▼
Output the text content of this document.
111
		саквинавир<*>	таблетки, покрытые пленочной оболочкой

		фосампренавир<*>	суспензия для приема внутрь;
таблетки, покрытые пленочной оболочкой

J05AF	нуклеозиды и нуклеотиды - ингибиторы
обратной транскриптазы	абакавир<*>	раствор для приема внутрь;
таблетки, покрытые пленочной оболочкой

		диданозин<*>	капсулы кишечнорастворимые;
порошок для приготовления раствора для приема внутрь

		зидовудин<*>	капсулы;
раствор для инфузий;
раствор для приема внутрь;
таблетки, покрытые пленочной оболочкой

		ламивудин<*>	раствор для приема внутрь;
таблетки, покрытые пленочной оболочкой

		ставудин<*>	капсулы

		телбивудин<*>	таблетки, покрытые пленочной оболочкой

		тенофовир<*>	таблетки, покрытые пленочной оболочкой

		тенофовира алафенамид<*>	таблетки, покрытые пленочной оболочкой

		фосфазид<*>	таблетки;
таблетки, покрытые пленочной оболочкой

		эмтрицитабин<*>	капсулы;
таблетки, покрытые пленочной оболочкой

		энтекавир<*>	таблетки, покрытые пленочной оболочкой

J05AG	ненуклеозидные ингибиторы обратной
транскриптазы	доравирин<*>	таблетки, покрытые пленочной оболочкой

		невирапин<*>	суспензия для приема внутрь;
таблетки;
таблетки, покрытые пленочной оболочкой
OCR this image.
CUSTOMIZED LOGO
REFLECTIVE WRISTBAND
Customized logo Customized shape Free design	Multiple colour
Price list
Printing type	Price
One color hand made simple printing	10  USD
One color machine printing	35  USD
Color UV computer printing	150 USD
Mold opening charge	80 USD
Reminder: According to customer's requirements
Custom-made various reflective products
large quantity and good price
▲
▸ PROBLEM DETAILS
Output the full listing exactly as it stands.

▸ FINAL RESULT
Output the text content of this document.
111
		саквинавир<*>	таблетки, покрытые пленочной оболочкой

		фосампренавир<*>	суспензия для приема внутрь;
таблетки, покрытые пленочной оболочкой

J05AF	нуклеозиды и нуклеотиды - ингибиторы
обратной транскриптазы	абакавир<*>	раствор для приема внутрь;
таблетки, покрытые пленочной оболочкой

		диданозин<*>	капсулы кишечнорастворимые;
порошок для приготовления раствора для приема внутрь

		зидовудин<*>	капсулы;
раствор для инфузий;
раствор для приема внутрь;
таблетки, покрытые пленочной оболочкой

		ламивудин<*>	раствор для приема внутрь;
таблетки, покрытые пленочной оболочкой

		ставудин<*>	капсулы

		телбивудин<*>	таблетки, покрытые пленочной оболочкой

		тенофовир<*>	таблетки, покрытые пленочной оболочкой

		тенофовира алафенамид<*>	таблетки, покрытые пленочной оболочкой

		фосфазид<*>	таблетки;
таблетки, покрытые пленочной оболочкой

		эмтрицитабин<*>	капсулы;
таблетки, покрытые пленочной оболочкой

		энтекавир<*>	таблетки, покрытые пленочной оболочкой

J05AG	ненуклеозидные ингибиторы обратной
транскриптазы	доравирин<*>	таблетки, покрытые пленочной оболочкой

		невирапин<*>	суспензия для приема внутрь;
таблетки;
таблетки, покрытые пленочной оболочкой
OCR this image.
CUSTOMIZED LOGO
REFLECTIVE WRISTBAND
Customized logo Customized shape Free design	Multiple colour
Price list
Printing type	Price
One color hand made simple printing	10  USD
One color machine printing	35  USD
Color UV computer printing	150 USD
Mold opening charge	80 USD
Reminder: According to customer's requirements
Custom-made various reflective products
large quantity and good price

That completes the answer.